>> start RECORD SET

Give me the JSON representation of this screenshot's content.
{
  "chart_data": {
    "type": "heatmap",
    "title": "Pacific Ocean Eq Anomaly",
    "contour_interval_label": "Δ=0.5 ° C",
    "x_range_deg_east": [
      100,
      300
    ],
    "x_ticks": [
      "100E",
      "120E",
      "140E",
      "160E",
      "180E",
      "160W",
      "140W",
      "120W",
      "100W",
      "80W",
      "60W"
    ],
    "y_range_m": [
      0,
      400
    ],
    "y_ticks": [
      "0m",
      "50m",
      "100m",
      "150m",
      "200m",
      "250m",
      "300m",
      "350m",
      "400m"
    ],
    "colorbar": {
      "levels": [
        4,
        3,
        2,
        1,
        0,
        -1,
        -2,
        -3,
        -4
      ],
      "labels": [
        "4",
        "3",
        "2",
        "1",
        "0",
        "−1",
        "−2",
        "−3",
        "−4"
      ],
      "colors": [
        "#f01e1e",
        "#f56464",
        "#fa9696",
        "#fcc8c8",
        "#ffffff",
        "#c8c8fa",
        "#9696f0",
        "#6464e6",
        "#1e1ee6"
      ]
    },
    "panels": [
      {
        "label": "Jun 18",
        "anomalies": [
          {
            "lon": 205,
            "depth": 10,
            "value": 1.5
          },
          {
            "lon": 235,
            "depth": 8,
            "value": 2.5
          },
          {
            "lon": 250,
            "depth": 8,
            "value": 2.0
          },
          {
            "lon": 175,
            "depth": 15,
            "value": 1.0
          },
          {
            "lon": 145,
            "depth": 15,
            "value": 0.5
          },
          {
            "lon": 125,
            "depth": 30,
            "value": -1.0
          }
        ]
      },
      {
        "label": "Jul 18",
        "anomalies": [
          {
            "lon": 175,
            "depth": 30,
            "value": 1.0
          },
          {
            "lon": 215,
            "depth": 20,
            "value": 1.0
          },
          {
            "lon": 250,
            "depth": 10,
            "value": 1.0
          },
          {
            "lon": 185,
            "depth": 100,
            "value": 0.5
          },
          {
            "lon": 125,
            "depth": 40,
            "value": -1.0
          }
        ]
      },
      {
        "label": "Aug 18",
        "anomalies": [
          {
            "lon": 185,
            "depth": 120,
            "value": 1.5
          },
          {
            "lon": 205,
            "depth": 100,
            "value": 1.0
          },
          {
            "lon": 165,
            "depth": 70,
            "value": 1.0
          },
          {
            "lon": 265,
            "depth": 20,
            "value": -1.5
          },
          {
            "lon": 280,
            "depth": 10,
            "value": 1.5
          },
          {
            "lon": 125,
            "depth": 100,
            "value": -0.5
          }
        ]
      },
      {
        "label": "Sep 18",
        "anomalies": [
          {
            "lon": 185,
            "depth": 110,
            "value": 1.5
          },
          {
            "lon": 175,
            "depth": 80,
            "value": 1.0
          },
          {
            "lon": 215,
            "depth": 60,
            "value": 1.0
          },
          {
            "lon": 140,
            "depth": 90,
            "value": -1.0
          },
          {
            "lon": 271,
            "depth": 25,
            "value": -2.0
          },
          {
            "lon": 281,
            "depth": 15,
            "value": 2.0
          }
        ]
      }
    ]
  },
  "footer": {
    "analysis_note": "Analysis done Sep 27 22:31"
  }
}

>> end RECORD SET

> STATED EXERCISE: Copy all the lines, exactly.

> SOLUTION TO THE PROBLEM:
Give me the JSON representation of this screenshot's content.
{
  "chart_data": {
    "type": "heatmap",
    "title": "Pacific Ocean Eq Anomaly",
    "contour_interval_label": "Δ=0.5 ° C",
    "x_range_deg_east": [
      100,
      300
    ],
    "x_ticks": [
      "100E",
      "120E",
      "140E",
      "160E",
      "180E",
      "160W",
      "140W",
      "120W",
      "100W",
      "80W",
      "60W"
    ],
    "y_range_m": [
      0,
      400
    ],
    "y_ticks": [
      "0m",
      "50m",
      "100m",
      "150m",
      "200m",
      "250m",
      "300m",
      "350m",
      "400m"
    ],
    "colorbar": {
      "levels": [
        4,
        3,
        2,
        1,
        0,
        -1,
        -2,
        -3,
        -4
      ],
      "labels": [
        "4",
        "3",
        "2",
        "1",
        "0",
        "−1",
        "−2",
        "−3",
        "−4"
      ],
      "colors": [
        "#f01e1e",
        "#f56464",
        "#fa9696",
        "#fcc8c8",
        "#ffffff",
        "#c8c8fa",
        "#9696f0",
        "#6464e6",
        "#1e1ee6"
      ]
    },
    "panels": [
      {
        "label": "Jun 18",
        "anomalies": [
          {
            "lon": 205,
            "depth": 10,
            "value": 1.5
          },
          {
            "lon": 235,
            "depth": 8,
            "value": 2.5
          },
          {
            "lon": 250,
            "depth": 8,
            "value": 2.0
          },
          {
            "lon": 175,
            "depth": 15,
            "value": 1.0
          },
          {
            "lon": 145,
            "depth": 15,
            "value": 0.5
          },
          {
            "lon": 125,
            "depth": 30,
            "value": -1.0
          }
        ]
      },
      {
        "label": "Jul 18",
        "anomalies": [
          {
            "lon": 175,
            "depth": 30,
            "value": 1.0
          },
          {
            "lon": 215,
            "depth": 20,
            "value": 1.0
          },
          {
            "lon": 250,
            "depth": 10,
            "value": 1.0
          },
          {
            "lon": 185,
            "depth": 100,
            "value": 0.5
          },
          {
            "lon": 125,
            "depth": 40,
            "value": -1.0
          }
        ]
      },
      {
        "label": "Aug 18",
        "anomalies": [
          {
            "lon": 185,
            "depth": 120,
            "value": 1.5
          },
          {
            "lon": 205,
            "depth": 100,
            "value": 1.0
          },
          {
            "lon": 165,
            "depth": 70,
            "value": 1.0
          },
          {
            "lon": 265,
            "depth": 20,
            "value": -1.5
          },
          {
            "lon": 280,
            "depth": 10,
            "value": 1.5
          },
          {
            "lon": 125,
            "depth": 100,
            "value": -0.5
          }
        ]
      },
      {
        "label": "Sep 18",
        "anomalies": [
          {
            "lon": 185,
            "depth": 110,
            "value": 1.5
          },
          {
            "lon": 175,
            "depth": 80,
            "value": 1.0
          },
          {
            "lon": 215,
            "depth": 60,
            "value": 1.0
          },
          {
            "lon": 140,
            "depth": 90,
            "value": -1.0
          },
          {
            "lon": 271,
            "depth": 25,
            "value": -2.0
          },
          {
            "lon": 281,
            "depth": 15,
            "value": 2.0
          }
        ]
      }
    ]
  },
  "footer": {
    "analysis_note": "Analysis done Sep 27 22:31"
  }
}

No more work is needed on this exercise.